• **EXTRACT**:

= = = =

Example 2 with LabelManager

use of edu.stanford.muse.LabelManager.LabelManager in project epadd by ePADD.

the class Archive method export.

/**
 * a fresh archive is created under out_dir. name is the name of the session
 * under it. blobs are exported into this archive dir. destructive! but
 * should be so only in memory. original files on disk should be unmodified.
 *
 * @param retainedDocs
 * @throws Exception
 */
public synchronized String export(Collection<? extends Document> retainedDocs, Export_Mode export_mode, String out_dir, String name, Consumer<StatusProvider> setStatusProvider) throws Exception {
    if (Util.nullOrEmpty(out_dir))
        return null;
    File dir = new File(out_dir);
    if (dir.exists() && dir.isDirectory()) {
        log.warn("Overwriting existing directory '" + out_dir + "' (it may already exist)");
        FileUtils.deleteDirectory(dir);
    } else if (!dir.mkdirs()) {
        log.warn("Unable to create directory: " + out_dir);
        return null;
    }
    String statusmsg = export_mode == Export_Mode.EXPORT_APPRAISAL_TO_PROCESSING ? "Exporting to Processing" : (export_mode == Export_Mode.EXPORT_PROCESSING_TO_DISCOVERY ? "Exporting to Discovery" : "Exporting to Delivery");
    boolean exportInPublicMode = export_mode == Export_Mode.EXPORT_PROCESSING_TO_DISCOVERY;
    setStatusProvider.accept(new StaticStatusProvider(statusmsg + ":" + "Preparing base directory.."));
    prepareBaseDir(out_dir);
    if (!exportInPublicMode && new File(baseDir + File.separator + Archive.BAG_DATA_FOLDER + File.separatorChar + LEXICONS_SUBDIR).exists())

= = = =

• **DATASET EXTRACT**:

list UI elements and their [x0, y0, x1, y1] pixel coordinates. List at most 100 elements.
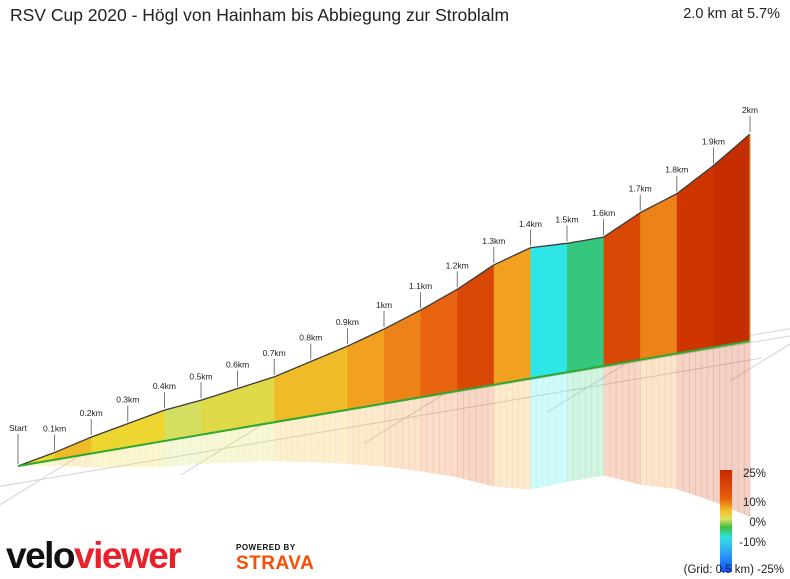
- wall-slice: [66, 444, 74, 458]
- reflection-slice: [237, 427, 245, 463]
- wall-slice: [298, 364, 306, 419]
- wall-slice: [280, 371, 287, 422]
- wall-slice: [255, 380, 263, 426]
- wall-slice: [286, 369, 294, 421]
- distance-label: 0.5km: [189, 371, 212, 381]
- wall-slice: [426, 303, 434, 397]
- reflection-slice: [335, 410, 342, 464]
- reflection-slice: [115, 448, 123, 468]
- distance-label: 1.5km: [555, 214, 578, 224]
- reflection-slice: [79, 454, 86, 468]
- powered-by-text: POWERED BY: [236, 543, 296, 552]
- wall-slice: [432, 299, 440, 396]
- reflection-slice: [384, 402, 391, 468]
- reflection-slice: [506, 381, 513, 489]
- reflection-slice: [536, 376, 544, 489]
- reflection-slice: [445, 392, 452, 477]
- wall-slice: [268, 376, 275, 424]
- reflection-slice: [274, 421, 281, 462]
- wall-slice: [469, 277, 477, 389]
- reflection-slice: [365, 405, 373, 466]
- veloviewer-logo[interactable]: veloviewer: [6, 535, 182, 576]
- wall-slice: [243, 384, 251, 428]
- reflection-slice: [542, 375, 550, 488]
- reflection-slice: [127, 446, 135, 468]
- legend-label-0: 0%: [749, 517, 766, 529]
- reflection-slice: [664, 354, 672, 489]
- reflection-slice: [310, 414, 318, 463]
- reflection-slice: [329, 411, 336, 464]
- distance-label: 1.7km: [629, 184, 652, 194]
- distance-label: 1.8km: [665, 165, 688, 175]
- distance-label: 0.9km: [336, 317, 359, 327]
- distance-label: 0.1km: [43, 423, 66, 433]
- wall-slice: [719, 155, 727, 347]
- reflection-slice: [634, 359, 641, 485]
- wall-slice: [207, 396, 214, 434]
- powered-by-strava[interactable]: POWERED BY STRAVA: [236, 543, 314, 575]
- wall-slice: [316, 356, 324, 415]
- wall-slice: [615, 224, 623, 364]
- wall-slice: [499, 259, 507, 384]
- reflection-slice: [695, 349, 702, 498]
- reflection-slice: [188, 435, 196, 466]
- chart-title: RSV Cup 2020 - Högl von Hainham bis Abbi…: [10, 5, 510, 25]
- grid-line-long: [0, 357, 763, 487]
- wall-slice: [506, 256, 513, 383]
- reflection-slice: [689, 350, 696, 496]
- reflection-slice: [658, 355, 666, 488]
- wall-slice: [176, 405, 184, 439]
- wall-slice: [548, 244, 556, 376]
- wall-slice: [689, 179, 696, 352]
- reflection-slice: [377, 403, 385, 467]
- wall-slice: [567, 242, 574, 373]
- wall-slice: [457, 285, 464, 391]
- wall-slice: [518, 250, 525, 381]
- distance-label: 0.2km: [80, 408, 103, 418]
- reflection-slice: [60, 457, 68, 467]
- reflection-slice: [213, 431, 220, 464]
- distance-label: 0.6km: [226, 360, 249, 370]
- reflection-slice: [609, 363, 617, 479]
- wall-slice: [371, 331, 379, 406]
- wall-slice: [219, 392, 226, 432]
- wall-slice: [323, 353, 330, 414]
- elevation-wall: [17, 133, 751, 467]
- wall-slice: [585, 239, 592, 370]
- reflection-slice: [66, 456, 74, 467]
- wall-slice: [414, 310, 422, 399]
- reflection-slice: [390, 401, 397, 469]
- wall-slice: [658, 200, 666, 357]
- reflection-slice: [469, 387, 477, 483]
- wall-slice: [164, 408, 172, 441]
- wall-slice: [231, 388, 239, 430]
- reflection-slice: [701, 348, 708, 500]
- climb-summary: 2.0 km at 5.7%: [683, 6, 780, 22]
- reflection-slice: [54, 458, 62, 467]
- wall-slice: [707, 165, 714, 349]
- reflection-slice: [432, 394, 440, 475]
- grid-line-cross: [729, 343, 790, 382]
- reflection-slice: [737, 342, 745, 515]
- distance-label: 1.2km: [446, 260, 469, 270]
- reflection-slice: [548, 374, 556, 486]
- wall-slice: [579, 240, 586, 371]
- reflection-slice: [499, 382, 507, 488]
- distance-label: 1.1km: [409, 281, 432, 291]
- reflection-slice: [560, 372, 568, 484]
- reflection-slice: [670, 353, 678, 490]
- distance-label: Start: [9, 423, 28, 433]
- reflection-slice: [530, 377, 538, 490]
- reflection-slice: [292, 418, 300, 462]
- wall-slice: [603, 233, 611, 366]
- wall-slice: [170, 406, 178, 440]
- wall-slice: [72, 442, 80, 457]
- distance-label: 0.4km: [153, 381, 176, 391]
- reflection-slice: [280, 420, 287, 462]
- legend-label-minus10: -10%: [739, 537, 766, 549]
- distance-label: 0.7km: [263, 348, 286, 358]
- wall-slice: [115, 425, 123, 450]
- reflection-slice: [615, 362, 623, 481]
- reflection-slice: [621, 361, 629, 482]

= = = =

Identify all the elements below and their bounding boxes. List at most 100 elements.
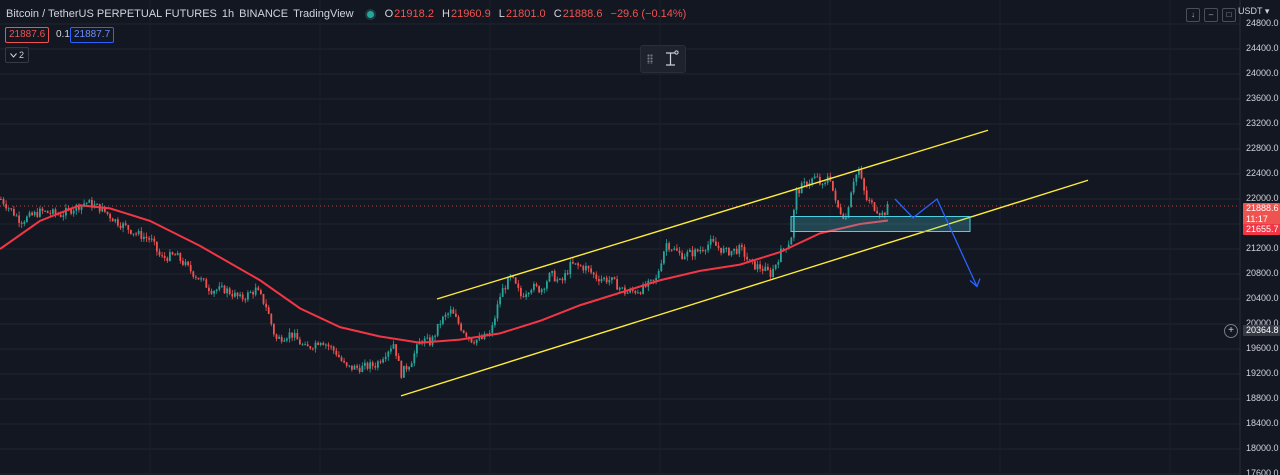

= = = =

• **WORK TO DO**:
1) Copy the stretch of the Archive export code from "Example 2 with" through "should be unmodified.".
2) Proceed with the Archive export code from the point where it stops.

• **ANSWERS TO EACH TASK**:
1)
Example 2 with LabelManager

use of edu.stanford.muse.LabelManager.LabelManager in project epadd by ePADD.

the class Archive method export.

/**
 * a fresh archive is created under out_dir. name is the name of the session
 * under it. blobs are exported into this archive dir. destructive! but
 * should be so only in memory. original files on disk should be unmodified.

2)
        FileUtils.copyDirectory(new File(baseDir + File.separator + Archive.BAG_DATA_FOLDER + File.separatorChar + LEXICONS_SUBDIR), new File(out_dir + File.separator + Archive.BAG_DATA_FOLDER + File.separatorChar + LEXICONS_SUBDIR));
    // copy normalization file if it exists
    if (!exportInPublicMode && new File(baseDir + File.separator + Archive.BAG_DATA_FOLDER + File.separatorChar + Archive.SESSIONS_SUBDIR + File.separator + Archive.BLOBLNORMALIZATIONFILE_SUFFIX).exists())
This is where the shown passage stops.